Aim: Convert every line of the items below into a JSON list of strings, one string per line, skipping blank lines and leaving out the pictures.

━━━ Data extract ━━━

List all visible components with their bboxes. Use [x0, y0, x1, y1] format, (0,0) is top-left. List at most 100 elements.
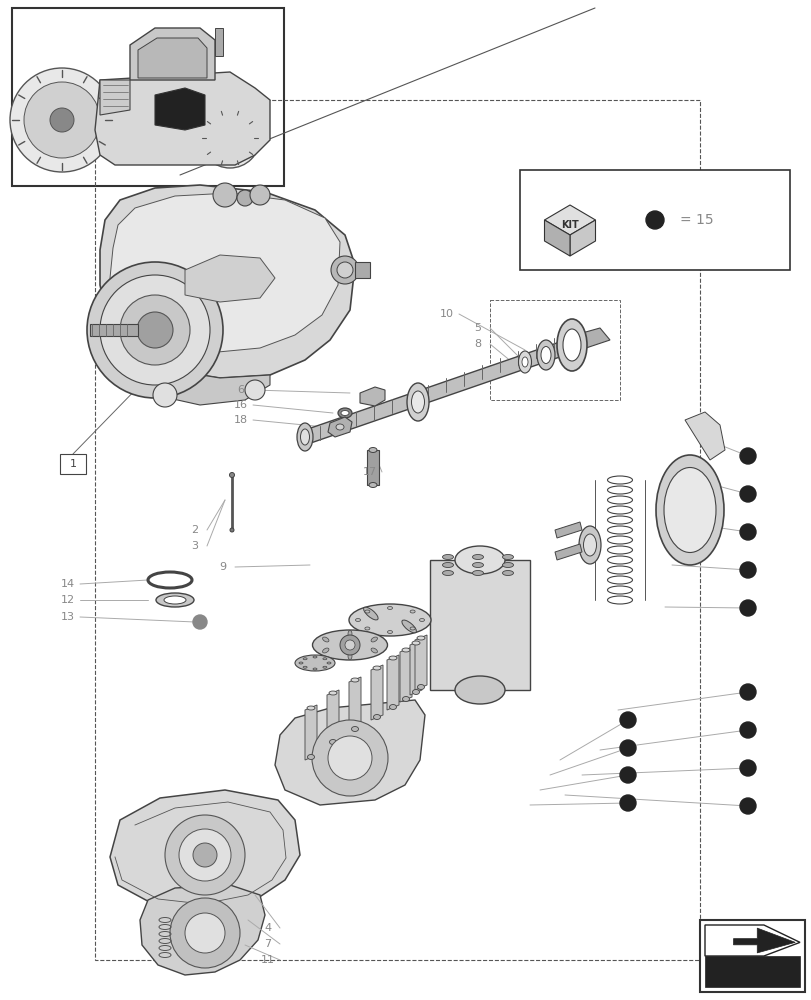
Ellipse shape — [389, 704, 396, 710]
Ellipse shape — [294, 655, 335, 671]
Circle shape — [739, 722, 755, 738]
Ellipse shape — [540, 347, 551, 363]
Circle shape — [646, 211, 663, 229]
Circle shape — [208, 116, 251, 160]
Polygon shape — [100, 185, 354, 378]
Text: 14: 14 — [61, 579, 75, 589]
Circle shape — [193, 843, 217, 867]
Ellipse shape — [230, 528, 234, 532]
Ellipse shape — [363, 607, 378, 620]
Ellipse shape — [323, 658, 327, 660]
Ellipse shape — [327, 662, 331, 664]
Polygon shape — [574, 328, 609, 350]
Bar — [704, 956, 799, 987]
Ellipse shape — [156, 593, 194, 607]
Ellipse shape — [536, 340, 554, 370]
Polygon shape — [569, 220, 594, 256]
Ellipse shape — [562, 329, 581, 361]
Bar — [95, 100, 699, 960]
Circle shape — [193, 615, 207, 629]
Polygon shape — [185, 255, 275, 302]
Circle shape — [100, 275, 210, 385]
Ellipse shape — [388, 656, 397, 660]
Ellipse shape — [406, 383, 428, 421]
Ellipse shape — [655, 455, 723, 565]
Ellipse shape — [373, 714, 380, 720]
Ellipse shape — [336, 424, 344, 430]
Text: 16: 16 — [234, 400, 247, 410]
Ellipse shape — [411, 641, 419, 645]
Circle shape — [165, 815, 245, 895]
Circle shape — [739, 486, 755, 502]
Text: 9: 9 — [219, 562, 226, 572]
Ellipse shape — [417, 636, 424, 640]
Polygon shape — [305, 705, 316, 760]
Circle shape — [328, 736, 371, 780]
Circle shape — [331, 256, 358, 284]
Text: KIT: KIT — [560, 220, 578, 230]
Circle shape — [739, 760, 755, 776]
Polygon shape — [138, 38, 207, 78]
Bar — [60, 454, 86, 474]
Ellipse shape — [312, 630, 387, 660]
Ellipse shape — [411, 391, 424, 413]
Ellipse shape — [371, 637, 377, 642]
Circle shape — [340, 635, 359, 655]
Ellipse shape — [312, 668, 316, 670]
Text: 6: 6 — [237, 385, 244, 395]
Circle shape — [237, 190, 253, 206]
Ellipse shape — [454, 676, 504, 704]
Ellipse shape — [307, 754, 314, 760]
Bar — [215, 28, 223, 56]
Text: 17: 17 — [363, 467, 376, 477]
Polygon shape — [544, 220, 569, 256]
Polygon shape — [554, 544, 581, 560]
Polygon shape — [704, 925, 799, 956]
Ellipse shape — [322, 637, 328, 642]
Ellipse shape — [417, 684, 424, 690]
Ellipse shape — [419, 618, 424, 621]
Ellipse shape — [303, 666, 307, 668]
Ellipse shape — [387, 606, 392, 609]
Ellipse shape — [442, 562, 453, 568]
Ellipse shape — [371, 648, 377, 653]
Circle shape — [185, 913, 225, 953]
Ellipse shape — [521, 357, 527, 367]
Polygon shape — [414, 635, 427, 690]
Polygon shape — [275, 700, 424, 805]
Ellipse shape — [583, 534, 596, 556]
Bar — [430, 560, 530, 690]
Circle shape — [620, 795, 635, 811]
Ellipse shape — [230, 473, 234, 478]
Ellipse shape — [502, 562, 513, 568]
Text: 5: 5 — [474, 323, 481, 333]
Ellipse shape — [401, 648, 410, 652]
Ellipse shape — [502, 570, 513, 576]
Ellipse shape — [401, 620, 416, 633]
Ellipse shape — [472, 570, 483, 576]
Polygon shape — [371, 665, 383, 720]
Ellipse shape — [472, 554, 483, 560]
Ellipse shape — [556, 319, 586, 371]
Circle shape — [345, 640, 354, 650]
Polygon shape — [100, 80, 130, 115]
Ellipse shape — [578, 526, 600, 564]
Polygon shape — [155, 88, 204, 130]
Circle shape — [620, 712, 635, 728]
Ellipse shape — [307, 706, 315, 710]
Ellipse shape — [372, 666, 380, 670]
Ellipse shape — [329, 740, 336, 744]
Ellipse shape — [454, 546, 504, 574]
Polygon shape — [130, 28, 215, 80]
Ellipse shape — [298, 662, 303, 664]
Polygon shape — [410, 640, 422, 695]
Ellipse shape — [348, 631, 351, 638]
Polygon shape — [684, 412, 724, 460]
Polygon shape — [400, 647, 411, 702]
Ellipse shape — [442, 570, 453, 576]
Circle shape — [739, 562, 755, 578]
Polygon shape — [139, 885, 264, 975]
Circle shape — [24, 82, 100, 158]
Ellipse shape — [364, 610, 370, 613]
Polygon shape — [109, 790, 299, 910]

━━━

Complete answer:
[
  "List all visible components with their bboxes. Use [x0, y0, x1, y1] format, (0,0) is top-left. List at most 100 elements.",
  "Ellipse shape — [389, 704, 396, 710]",
  "Ellipse shape — [294, 655, 335, 671]",
  "Circle shape — [739, 722, 755, 738]",
  "Ellipse shape — [540, 347, 551, 363]",
  "Circle shape — [646, 211, 663, 229]",
  "Circle shape — [208, 116, 251, 160]",
  "Polygon shape — [100, 185, 354, 378]",
  "Text: 14: 14 — [61, 579, 75, 589]",
  "Circle shape — [193, 843, 217, 867]",
  "Ellipse shape — [230, 528, 234, 532]",
  "Ellipse shape — [363, 607, 378, 620]",
  "Ellipse shape — [323, 658, 327, 660]",
  "Ellipse shape — [327, 662, 331, 664]",
  "Polygon shape — [574, 328, 609, 350]",
  "Bar — [704, 956, 799, 987]",
  "Ellipse shape — [156, 593, 194, 607]",
  "Ellipse shape — [536, 340, 554, 370]",
  "Polygon shape — [569, 220, 594, 256]",
  "Ellipse shape — [562, 329, 581, 361]",
  "Bar — [95, 100, 699, 960]",
  "Circle shape — [193, 615, 207, 629]",
  "Polygon shape — [185, 255, 275, 302]",
  "Circle shape — [100, 275, 210, 385]",
  "Ellipse shape — [388, 656, 397, 660]",
  "Ellipse shape — [406, 383, 428, 421]",
  "Ellipse shape — [655, 455, 723, 565]",
  "Ellipse shape — [373, 714, 380, 720]",
  "Ellipse shape — [336, 424, 344, 430]",
  "Text: 16: 16 — [234, 400, 247, 410]",
  "Ellipse shape — [411, 641, 419, 645]",
  "Circle shape — [165, 815, 245, 895]",
  "Circle shape — [739, 486, 755, 502]",
  "Text: 9: 9 — [219, 562, 226, 572]",
  "Ellipse shape — [417, 636, 424, 640]",
  "Polygon shape — [305, 705, 316, 760]",
  "Circle shape — [328, 736, 371, 780]",
  "Circle shape — [331, 256, 358, 284]",
  "Text: KIT: KIT — [560, 220, 578, 230]",
  "Circle shape — [739, 760, 755, 776]",
  "Polygon shape — [138, 38, 207, 78]",
  "Bar — [60, 454, 86, 474]",
  "Ellipse shape — [312, 630, 387, 660]",
  "Ellipse shape — [411, 391, 424, 413]",
  "Ellipse shape — [371, 637, 377, 642]",
  "Circle shape — [340, 635, 359, 655]",
  "Ellipse shape — [312, 668, 316, 670]",
  "Text: 6: 6 — [237, 385, 244, 395]",
  "Circle shape — [237, 190, 253, 206]",
  "Ellipse shape — [454, 676, 504, 704]",
  "Ellipse shape — [307, 754, 314, 760]",
  "Bar — [215, 28, 223, 56]",
  "Text: 17: 17 — [363, 467, 376, 477]",
  "Polygon shape — [544, 220, 569, 256]",
  "Polygon shape — [554, 544, 581, 560]",
  "Polygon shape — [704, 925, 799, 956]",
  "Ellipse shape — [322, 637, 328, 642]",
  "Ellipse shape — [417, 684, 424, 690]",
  "Ellipse shape — [419, 618, 424, 621]",
  "Ellipse shape — [303, 666, 307, 668]",
  "Ellipse shape — [387, 606, 392, 609]",
  "Ellipse shape — [442, 562, 453, 568]",
  "Ellipse shape — [371, 648, 377, 653]",
  "Circle shape — [185, 913, 225, 953]",
  "Ellipse shape — [521, 357, 527, 367]",
  "Polygon shape — [414, 635, 427, 690]",
  "Polygon shape — [275, 700, 424, 805]",
  "Ellipse shape — [583, 534, 596, 556]",
  "Bar — [430, 560, 530, 690]",
  "Circle shape — [620, 795, 635, 811]",
  "Ellipse shape — [230, 473, 234, 478]",
  "Ellipse shape — [502, 562, 513, 568]",
  "Text: 5: 5 — [474, 323, 481, 333]",
  "Ellipse shape — [401, 648, 410, 652]",
  "Ellipse shape — [502, 570, 513, 576]",
  "Ellipse shape — [401, 620, 416, 633]",
  "Ellipse shape — [472, 570, 483, 576]",
  "Polygon shape — [371, 665, 383, 720]",
  "Ellipse shape — [472, 554, 483, 560]",
  "Ellipse shape — [556, 319, 586, 371]",
  "Circle shape — [345, 640, 354, 650]",
  "Polygon shape — [100, 80, 130, 115]",
  "Ellipse shape — [578, 526, 600, 564]",
  "Polygon shape — [155, 88, 204, 130]",
  "Circle shape — [620, 712, 635, 728]",
  "Ellipse shape — [307, 706, 315, 710]",
  "Ellipse shape — [372, 666, 380, 670]",
  "Ellipse shape — [329, 740, 336, 744]",
  "Ellipse shape — [454, 546, 504, 574]",
  "Polygon shape — [130, 28, 215, 80]",
  "Ellipse shape — [298, 662, 303, 664]",
  "Polygon shape — [410, 640, 422, 695]",
  "Ellipse shape — [348, 631, 351, 638]",
  "Polygon shape — [684, 412, 724, 460]",
  "Polygon shape — [400, 647, 411, 702]",
  "Ellipse shape — [442, 570, 453, 576]",
  "Circle shape — [739, 562, 755, 578]",
  "Polygon shape — [139, 885, 264, 975]",
  "Circle shape — [24, 82, 100, 158]",
  "Ellipse shape — [364, 610, 370, 613]",
  "Polygon shape — [109, 790, 299, 910]"
]